▶ [SUPPLIED MATERIAL]:
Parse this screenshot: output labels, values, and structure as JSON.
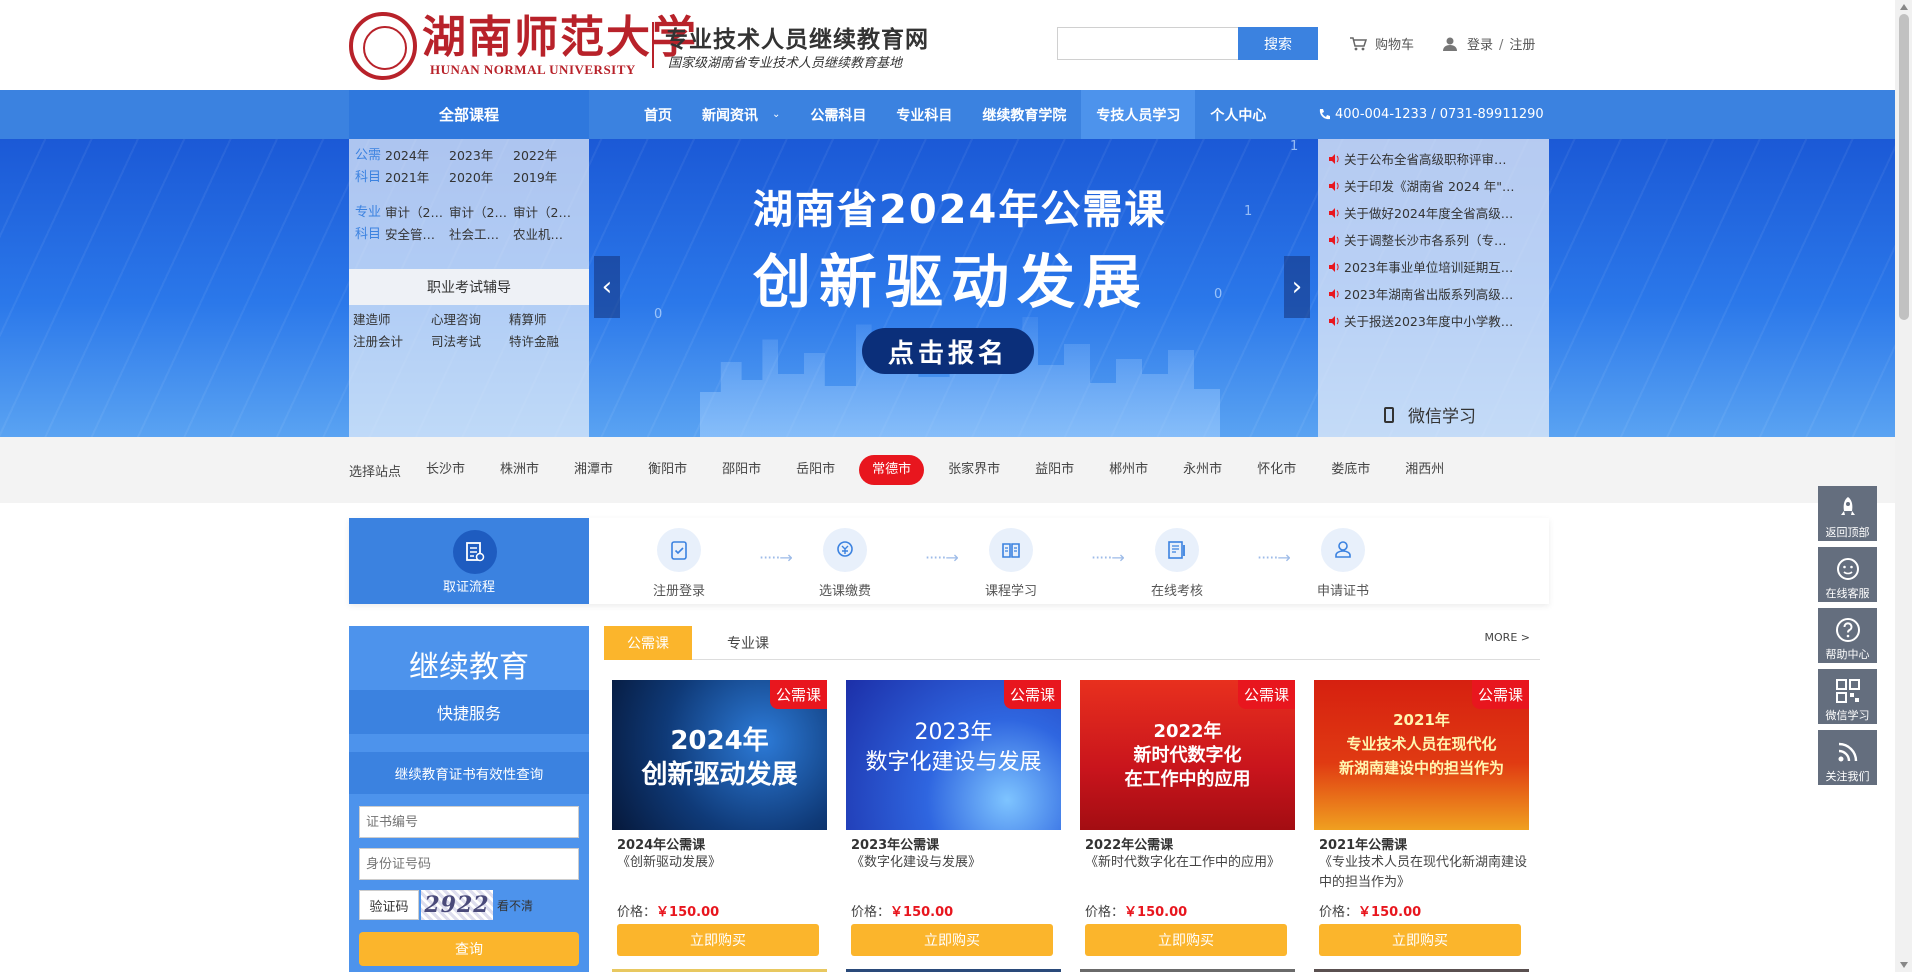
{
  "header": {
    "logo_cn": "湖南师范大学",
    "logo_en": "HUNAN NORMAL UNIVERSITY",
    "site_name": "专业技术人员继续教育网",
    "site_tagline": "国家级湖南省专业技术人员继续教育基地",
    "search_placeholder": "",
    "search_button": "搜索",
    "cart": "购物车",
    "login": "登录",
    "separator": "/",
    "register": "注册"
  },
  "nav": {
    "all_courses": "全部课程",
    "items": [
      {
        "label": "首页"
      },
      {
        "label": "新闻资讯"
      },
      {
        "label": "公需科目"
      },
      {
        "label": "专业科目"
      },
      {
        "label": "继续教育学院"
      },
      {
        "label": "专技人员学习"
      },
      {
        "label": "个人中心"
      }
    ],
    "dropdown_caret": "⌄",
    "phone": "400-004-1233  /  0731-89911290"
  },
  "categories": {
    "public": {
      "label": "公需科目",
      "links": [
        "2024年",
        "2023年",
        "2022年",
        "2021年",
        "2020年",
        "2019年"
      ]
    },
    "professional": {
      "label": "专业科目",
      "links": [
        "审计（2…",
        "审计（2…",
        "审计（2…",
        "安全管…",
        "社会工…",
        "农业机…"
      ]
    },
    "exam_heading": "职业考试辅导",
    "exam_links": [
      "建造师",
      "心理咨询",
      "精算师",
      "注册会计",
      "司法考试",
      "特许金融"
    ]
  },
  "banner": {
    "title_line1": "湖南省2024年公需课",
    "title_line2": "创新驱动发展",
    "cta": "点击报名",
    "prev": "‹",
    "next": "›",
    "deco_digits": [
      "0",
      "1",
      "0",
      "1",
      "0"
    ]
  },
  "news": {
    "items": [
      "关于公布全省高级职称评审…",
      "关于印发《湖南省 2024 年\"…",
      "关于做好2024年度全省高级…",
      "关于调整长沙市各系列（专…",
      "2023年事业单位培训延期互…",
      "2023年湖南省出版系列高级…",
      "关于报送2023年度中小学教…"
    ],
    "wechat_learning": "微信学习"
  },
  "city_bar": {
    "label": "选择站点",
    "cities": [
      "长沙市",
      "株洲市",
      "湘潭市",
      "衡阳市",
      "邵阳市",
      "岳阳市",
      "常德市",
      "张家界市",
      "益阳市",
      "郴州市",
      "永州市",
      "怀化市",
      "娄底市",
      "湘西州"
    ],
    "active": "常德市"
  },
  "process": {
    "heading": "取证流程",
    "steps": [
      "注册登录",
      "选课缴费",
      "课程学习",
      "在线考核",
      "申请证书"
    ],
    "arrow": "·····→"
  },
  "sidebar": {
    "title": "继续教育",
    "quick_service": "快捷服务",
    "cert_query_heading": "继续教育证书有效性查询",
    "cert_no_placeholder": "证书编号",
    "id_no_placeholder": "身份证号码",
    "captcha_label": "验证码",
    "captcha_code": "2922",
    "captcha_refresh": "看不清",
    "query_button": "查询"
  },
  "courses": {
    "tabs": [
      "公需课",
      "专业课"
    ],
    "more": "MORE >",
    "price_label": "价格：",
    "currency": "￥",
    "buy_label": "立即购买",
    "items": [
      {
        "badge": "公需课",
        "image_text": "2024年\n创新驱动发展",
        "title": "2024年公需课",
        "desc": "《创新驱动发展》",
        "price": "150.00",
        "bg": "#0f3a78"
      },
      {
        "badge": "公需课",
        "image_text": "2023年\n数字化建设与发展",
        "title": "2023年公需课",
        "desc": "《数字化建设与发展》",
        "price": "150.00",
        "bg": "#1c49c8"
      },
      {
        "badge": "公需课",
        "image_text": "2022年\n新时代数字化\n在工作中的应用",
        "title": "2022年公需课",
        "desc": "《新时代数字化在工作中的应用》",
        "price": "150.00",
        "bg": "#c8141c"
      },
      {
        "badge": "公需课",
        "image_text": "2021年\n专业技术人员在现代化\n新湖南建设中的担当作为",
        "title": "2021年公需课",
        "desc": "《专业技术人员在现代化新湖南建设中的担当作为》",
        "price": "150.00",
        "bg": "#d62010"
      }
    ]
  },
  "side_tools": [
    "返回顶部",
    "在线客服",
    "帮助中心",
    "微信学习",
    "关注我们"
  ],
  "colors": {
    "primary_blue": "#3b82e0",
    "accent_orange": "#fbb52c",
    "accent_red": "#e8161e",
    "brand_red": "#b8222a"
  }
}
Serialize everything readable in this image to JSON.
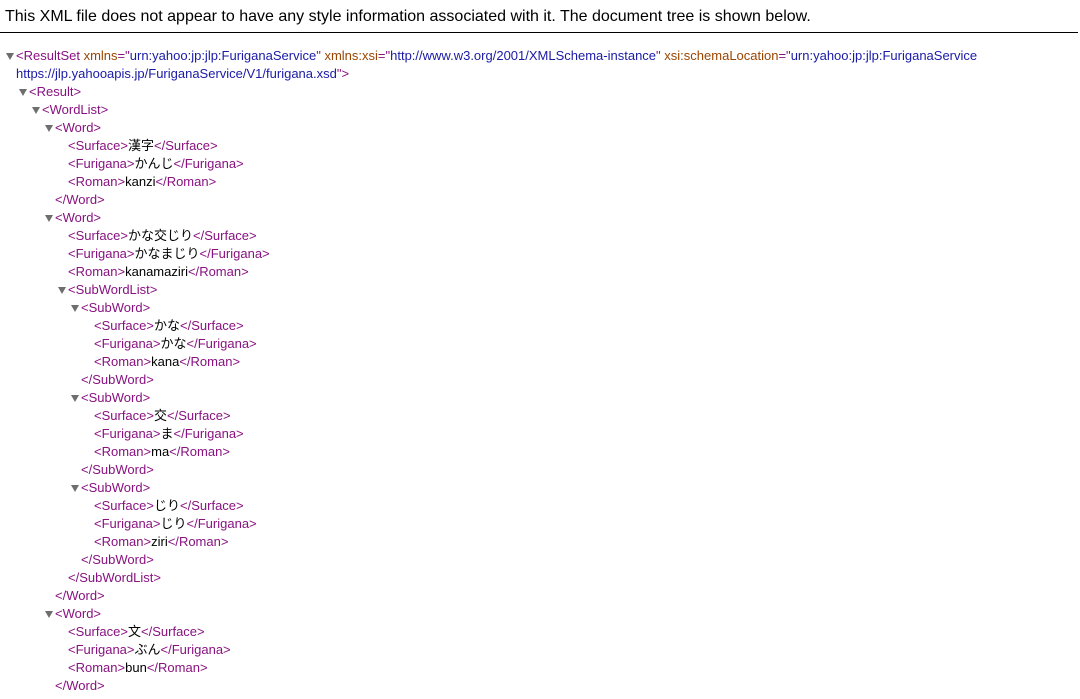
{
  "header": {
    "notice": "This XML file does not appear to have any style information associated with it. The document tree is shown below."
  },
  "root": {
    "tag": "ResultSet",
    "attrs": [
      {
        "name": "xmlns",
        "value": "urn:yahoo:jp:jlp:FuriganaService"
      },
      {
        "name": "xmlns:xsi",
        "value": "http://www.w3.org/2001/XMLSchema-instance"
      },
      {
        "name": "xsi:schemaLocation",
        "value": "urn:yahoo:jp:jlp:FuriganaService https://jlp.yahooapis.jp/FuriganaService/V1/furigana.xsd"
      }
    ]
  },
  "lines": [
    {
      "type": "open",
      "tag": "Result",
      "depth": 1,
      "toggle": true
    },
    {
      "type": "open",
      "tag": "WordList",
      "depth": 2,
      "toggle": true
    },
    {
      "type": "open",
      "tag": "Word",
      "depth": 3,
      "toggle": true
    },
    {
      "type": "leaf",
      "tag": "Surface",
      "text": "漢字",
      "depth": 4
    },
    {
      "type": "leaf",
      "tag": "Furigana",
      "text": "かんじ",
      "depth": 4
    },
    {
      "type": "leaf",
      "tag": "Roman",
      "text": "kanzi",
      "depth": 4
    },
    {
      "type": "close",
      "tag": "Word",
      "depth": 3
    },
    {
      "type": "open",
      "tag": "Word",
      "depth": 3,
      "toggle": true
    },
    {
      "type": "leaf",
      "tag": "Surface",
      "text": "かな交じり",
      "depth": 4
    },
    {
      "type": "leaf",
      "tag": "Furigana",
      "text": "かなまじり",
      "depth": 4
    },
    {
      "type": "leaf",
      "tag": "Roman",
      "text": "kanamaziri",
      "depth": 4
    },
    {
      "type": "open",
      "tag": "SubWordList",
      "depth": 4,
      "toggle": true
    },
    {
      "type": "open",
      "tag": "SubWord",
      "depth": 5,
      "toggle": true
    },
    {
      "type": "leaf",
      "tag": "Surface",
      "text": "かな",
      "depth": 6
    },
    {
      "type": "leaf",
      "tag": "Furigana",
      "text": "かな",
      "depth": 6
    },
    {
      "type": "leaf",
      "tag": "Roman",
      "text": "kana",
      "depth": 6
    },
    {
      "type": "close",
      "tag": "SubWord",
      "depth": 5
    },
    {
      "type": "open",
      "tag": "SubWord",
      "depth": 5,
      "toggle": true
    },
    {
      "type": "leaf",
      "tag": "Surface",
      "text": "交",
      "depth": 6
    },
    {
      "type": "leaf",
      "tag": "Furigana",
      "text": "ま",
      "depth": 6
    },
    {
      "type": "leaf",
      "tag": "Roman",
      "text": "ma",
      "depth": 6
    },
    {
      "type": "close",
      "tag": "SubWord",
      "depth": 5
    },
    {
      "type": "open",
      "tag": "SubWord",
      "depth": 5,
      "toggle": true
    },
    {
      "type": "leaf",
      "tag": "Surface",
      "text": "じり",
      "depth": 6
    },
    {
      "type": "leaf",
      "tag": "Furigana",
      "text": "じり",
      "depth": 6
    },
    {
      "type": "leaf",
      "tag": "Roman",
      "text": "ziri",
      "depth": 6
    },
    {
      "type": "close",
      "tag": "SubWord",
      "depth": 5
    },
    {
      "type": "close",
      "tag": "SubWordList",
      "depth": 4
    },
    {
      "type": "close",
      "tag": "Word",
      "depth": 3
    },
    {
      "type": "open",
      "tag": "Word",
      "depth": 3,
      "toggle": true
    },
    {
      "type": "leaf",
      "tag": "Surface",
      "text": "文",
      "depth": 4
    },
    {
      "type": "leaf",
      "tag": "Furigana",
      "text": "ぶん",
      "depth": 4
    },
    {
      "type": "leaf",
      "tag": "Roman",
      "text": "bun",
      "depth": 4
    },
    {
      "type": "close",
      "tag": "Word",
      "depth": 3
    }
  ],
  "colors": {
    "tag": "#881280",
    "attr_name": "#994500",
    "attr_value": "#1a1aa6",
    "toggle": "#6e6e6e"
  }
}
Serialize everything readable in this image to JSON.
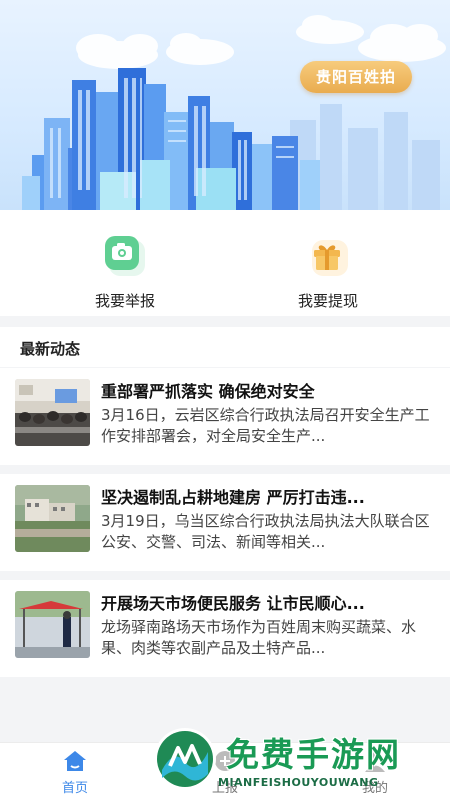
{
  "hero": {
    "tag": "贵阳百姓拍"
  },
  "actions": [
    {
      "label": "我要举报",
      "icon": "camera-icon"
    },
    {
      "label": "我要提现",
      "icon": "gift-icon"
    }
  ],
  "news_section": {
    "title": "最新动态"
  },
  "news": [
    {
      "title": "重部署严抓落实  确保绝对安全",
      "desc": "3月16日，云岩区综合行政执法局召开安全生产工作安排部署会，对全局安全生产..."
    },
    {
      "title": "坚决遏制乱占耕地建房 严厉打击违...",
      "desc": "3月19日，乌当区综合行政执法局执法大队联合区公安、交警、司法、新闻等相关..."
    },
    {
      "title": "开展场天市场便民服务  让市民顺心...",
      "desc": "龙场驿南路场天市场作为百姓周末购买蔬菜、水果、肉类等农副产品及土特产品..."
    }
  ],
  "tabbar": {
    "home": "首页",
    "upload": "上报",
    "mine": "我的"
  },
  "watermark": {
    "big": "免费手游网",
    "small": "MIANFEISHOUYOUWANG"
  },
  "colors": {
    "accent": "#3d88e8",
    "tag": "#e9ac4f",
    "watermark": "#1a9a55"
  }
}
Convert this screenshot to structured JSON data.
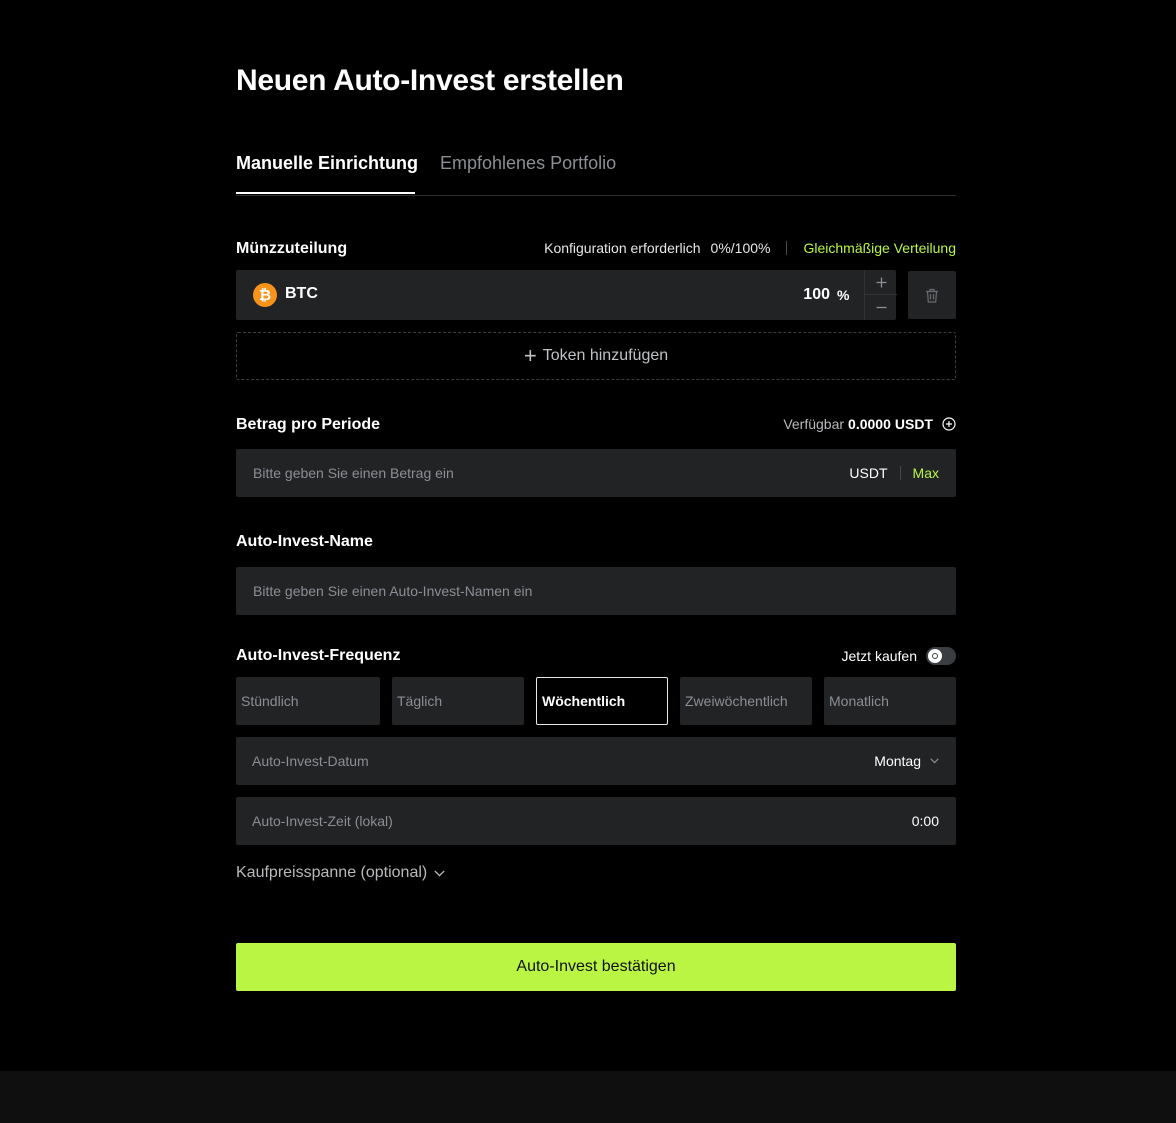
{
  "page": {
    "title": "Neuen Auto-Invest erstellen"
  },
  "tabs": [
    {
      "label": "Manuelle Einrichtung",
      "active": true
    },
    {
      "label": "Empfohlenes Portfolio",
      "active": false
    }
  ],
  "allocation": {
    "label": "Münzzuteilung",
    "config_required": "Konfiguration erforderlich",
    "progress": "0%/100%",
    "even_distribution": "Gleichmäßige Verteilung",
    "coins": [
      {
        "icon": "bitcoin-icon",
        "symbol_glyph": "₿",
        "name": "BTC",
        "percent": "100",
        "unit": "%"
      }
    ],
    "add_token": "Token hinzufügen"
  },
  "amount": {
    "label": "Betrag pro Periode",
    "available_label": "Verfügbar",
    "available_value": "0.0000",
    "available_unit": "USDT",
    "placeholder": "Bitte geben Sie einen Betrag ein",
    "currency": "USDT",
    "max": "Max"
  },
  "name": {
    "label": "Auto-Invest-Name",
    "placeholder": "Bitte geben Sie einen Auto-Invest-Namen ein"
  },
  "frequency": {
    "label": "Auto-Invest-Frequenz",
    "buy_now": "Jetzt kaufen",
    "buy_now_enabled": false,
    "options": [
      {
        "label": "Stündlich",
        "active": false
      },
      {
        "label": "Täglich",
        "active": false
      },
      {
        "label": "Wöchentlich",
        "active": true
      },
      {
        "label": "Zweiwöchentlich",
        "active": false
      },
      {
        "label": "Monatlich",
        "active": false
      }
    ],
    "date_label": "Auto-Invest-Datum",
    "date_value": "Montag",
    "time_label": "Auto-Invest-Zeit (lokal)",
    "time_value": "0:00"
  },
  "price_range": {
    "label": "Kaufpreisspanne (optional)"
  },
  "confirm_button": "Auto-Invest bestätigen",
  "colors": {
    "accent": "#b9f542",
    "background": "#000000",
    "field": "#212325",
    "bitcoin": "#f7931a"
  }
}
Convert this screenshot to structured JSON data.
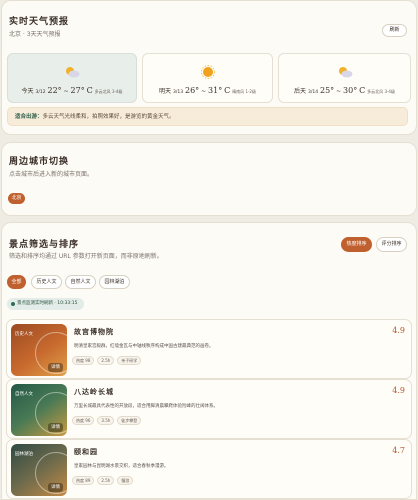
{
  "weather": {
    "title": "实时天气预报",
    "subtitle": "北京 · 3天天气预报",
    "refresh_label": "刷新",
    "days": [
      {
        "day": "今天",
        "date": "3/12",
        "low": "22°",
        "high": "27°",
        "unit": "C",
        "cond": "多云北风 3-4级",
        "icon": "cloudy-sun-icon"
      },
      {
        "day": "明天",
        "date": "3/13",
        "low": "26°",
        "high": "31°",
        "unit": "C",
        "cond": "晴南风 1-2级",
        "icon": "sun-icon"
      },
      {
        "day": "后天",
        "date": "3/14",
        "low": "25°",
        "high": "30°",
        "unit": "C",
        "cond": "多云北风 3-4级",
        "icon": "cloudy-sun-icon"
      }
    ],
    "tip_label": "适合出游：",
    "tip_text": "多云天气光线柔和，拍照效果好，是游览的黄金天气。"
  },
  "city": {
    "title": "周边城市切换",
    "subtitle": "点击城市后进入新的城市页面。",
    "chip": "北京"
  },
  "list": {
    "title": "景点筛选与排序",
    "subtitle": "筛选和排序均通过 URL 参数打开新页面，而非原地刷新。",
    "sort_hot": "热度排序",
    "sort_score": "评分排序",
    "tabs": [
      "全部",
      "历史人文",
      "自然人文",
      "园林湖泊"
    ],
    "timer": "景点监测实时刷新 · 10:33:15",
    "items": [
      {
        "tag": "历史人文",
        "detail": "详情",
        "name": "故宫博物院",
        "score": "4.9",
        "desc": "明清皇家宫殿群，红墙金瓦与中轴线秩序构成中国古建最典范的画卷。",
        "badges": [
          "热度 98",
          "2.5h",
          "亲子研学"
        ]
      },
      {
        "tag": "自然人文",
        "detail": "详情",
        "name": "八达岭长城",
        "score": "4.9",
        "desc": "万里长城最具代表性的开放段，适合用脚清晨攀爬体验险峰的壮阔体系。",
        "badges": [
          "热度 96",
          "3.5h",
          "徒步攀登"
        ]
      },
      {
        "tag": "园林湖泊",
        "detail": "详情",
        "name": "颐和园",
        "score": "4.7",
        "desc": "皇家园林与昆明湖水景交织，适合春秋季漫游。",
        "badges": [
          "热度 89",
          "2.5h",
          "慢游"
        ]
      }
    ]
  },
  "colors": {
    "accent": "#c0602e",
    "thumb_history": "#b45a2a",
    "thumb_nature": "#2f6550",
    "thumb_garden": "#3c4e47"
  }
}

▶ [REQUIREMENT]: Search the records above for the string "einen". Copy every line that contains it.

▶ [OUTPUT BELOW]:
    "placeholder": "Bitte geben Sie einen Betrag ein",
    "placeholder": "Bitte geben Sie einen Auto-Invest-Namen ein"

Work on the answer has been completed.